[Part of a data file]
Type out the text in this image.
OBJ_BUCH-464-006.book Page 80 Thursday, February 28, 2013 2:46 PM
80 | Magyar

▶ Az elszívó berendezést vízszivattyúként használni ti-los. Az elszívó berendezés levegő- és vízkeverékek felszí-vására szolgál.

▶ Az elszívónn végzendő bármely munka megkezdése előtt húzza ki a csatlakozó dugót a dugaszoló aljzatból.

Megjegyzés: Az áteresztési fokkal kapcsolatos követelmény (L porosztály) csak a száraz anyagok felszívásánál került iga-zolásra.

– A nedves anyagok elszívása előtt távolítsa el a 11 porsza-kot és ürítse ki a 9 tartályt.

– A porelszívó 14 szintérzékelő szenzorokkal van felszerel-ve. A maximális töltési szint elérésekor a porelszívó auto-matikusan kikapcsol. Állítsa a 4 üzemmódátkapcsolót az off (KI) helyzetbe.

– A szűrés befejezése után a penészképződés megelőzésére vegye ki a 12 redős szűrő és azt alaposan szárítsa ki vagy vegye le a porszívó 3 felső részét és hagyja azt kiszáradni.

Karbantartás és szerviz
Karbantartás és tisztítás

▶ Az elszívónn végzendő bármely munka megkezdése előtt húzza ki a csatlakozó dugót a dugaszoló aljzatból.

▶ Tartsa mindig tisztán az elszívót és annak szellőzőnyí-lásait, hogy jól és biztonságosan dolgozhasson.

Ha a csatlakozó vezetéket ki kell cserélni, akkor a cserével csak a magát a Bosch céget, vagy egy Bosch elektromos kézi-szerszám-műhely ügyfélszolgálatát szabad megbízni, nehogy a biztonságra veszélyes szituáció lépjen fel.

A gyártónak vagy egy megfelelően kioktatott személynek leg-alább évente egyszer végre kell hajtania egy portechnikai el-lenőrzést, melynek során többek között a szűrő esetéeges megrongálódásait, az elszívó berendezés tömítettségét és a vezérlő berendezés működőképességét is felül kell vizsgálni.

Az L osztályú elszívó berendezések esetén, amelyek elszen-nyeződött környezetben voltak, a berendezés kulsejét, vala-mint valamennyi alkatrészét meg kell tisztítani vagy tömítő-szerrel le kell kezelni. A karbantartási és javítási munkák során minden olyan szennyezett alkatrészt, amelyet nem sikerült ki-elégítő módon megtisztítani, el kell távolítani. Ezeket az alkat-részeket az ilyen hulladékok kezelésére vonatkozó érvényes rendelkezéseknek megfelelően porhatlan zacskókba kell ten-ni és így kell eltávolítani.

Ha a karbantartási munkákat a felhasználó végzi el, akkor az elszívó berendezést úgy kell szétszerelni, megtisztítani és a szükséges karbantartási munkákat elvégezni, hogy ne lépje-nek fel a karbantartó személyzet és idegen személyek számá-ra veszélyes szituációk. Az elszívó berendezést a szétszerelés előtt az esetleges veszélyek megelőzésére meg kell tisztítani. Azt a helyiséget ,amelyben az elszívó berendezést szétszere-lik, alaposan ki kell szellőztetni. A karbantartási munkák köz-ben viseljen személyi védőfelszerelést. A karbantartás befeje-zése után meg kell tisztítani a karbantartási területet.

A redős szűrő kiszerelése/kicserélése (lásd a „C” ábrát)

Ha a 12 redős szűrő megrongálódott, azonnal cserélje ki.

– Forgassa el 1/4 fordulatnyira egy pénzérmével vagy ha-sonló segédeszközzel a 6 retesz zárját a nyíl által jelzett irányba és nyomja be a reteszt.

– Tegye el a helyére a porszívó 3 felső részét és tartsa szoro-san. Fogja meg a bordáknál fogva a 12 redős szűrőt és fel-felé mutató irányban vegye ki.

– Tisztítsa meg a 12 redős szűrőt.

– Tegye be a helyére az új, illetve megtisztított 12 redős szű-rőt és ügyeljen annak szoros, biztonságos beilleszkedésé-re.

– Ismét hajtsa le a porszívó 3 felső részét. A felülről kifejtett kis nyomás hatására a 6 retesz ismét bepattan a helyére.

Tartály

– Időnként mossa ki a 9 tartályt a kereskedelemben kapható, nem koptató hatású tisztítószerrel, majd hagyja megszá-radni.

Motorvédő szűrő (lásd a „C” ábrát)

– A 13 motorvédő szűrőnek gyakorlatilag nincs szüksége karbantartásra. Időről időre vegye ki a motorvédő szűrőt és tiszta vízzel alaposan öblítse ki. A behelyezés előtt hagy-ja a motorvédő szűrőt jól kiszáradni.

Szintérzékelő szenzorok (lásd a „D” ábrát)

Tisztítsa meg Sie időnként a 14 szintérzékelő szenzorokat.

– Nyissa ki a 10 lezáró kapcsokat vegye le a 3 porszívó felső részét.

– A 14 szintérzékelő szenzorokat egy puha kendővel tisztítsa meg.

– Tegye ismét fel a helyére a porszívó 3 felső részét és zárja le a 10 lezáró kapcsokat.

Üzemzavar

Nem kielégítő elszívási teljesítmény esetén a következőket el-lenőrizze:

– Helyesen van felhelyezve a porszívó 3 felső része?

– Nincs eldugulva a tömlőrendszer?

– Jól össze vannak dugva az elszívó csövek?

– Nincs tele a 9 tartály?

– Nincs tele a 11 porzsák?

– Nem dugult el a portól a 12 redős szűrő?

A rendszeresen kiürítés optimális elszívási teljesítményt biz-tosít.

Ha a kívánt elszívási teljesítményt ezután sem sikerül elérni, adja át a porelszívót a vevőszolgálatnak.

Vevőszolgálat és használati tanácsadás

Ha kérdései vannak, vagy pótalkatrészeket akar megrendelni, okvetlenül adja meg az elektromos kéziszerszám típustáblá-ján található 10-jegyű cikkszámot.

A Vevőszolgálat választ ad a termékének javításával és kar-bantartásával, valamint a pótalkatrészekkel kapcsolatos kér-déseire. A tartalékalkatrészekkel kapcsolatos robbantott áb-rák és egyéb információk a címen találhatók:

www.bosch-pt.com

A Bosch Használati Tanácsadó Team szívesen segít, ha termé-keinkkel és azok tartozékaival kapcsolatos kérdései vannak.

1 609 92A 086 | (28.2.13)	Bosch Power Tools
--
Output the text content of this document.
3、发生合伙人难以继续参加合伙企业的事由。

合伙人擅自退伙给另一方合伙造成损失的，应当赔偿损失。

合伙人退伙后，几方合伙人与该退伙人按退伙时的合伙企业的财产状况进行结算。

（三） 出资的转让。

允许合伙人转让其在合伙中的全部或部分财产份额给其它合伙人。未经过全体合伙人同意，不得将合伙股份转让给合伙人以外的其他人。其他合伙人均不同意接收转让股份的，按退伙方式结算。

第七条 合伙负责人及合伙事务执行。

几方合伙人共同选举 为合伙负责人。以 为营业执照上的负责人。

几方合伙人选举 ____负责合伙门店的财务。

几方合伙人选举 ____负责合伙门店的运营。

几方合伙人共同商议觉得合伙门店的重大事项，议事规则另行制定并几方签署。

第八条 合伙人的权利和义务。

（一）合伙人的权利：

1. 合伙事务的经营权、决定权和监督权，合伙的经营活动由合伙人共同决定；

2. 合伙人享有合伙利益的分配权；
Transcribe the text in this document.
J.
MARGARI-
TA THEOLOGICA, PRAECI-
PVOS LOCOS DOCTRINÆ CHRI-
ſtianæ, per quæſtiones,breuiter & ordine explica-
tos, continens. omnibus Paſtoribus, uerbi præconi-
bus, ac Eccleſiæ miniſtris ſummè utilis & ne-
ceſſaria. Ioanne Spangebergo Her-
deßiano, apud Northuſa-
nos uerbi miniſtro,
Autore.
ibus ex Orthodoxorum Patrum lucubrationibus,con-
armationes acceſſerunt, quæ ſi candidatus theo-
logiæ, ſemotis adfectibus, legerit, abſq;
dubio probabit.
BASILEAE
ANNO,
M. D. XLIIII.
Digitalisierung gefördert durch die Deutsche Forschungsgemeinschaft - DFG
--
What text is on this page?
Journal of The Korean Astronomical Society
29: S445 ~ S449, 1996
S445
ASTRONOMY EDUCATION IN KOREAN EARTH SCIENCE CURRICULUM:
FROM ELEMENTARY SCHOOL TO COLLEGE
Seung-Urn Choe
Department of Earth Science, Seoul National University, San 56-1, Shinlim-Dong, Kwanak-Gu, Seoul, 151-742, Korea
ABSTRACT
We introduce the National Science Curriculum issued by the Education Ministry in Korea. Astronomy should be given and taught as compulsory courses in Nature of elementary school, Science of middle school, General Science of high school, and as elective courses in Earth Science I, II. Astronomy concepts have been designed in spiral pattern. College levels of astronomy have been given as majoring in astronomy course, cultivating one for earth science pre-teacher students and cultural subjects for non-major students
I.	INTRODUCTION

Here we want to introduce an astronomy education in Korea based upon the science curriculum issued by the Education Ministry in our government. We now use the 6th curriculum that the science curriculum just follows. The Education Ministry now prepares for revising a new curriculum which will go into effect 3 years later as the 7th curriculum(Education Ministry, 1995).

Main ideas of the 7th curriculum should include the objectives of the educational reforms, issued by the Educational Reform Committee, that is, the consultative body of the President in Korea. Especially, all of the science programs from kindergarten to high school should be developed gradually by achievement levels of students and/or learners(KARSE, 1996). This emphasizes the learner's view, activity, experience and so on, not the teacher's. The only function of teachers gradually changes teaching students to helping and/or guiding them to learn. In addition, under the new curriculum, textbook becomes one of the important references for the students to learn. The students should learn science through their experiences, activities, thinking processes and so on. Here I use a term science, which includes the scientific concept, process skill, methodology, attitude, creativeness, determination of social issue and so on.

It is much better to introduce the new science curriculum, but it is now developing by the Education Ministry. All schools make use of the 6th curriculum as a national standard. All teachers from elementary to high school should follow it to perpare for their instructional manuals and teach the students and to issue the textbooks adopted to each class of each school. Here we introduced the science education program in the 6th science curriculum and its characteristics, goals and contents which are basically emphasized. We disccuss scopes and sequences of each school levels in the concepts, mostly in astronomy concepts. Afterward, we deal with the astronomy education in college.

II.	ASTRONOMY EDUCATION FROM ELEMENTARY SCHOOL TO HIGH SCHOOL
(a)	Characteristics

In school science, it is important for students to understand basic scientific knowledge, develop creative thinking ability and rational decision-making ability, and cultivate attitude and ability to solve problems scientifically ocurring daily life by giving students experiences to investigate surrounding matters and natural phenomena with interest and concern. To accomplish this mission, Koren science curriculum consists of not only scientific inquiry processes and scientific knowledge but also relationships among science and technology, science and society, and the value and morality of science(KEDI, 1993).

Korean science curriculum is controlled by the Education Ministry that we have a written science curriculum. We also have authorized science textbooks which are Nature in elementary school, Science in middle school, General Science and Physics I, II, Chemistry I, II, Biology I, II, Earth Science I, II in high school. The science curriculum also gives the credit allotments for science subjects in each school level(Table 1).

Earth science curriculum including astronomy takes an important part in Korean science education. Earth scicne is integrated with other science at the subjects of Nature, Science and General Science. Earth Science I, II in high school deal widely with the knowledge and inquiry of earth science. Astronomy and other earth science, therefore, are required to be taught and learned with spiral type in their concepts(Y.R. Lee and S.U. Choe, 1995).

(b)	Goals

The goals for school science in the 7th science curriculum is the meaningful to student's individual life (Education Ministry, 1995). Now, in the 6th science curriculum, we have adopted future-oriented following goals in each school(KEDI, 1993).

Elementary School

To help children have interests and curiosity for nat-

**Description of the task:**
Where a line of the records above holds the word "deal", copy that line.

**Finished exercise:**
It is much better to introduce the new science curriculum, but it is now developing by the Education Ministry. All schools make use of the 6th curriculum as a national standard. All teachers from elementary to high school should follow it to perpare for their instructional manuals and teach the students and to issue the textbooks adopted to each class of each school. Here we introduced the science education program in the 6th science curriculum and its characteristics, goals and contents which are basically emphasized. We disccuss scopes and sequences of each school levels in the concepts, mostly in astronomy concepts. Afterward, we deal with the astronomy education in college.
Earth science curriculum including astronomy takes an important part in Korean science education. Earth scicne is integrated with other science at the subjects of Nature, Science and General Science. Earth Science I, II in high school deal widely with the knowledge and inquiry of earth science. Astronomy and other earth science, therefore, are required to be taught and learned with spiral type in their concepts(Y.R. Lee and S.U. Choe, 1995).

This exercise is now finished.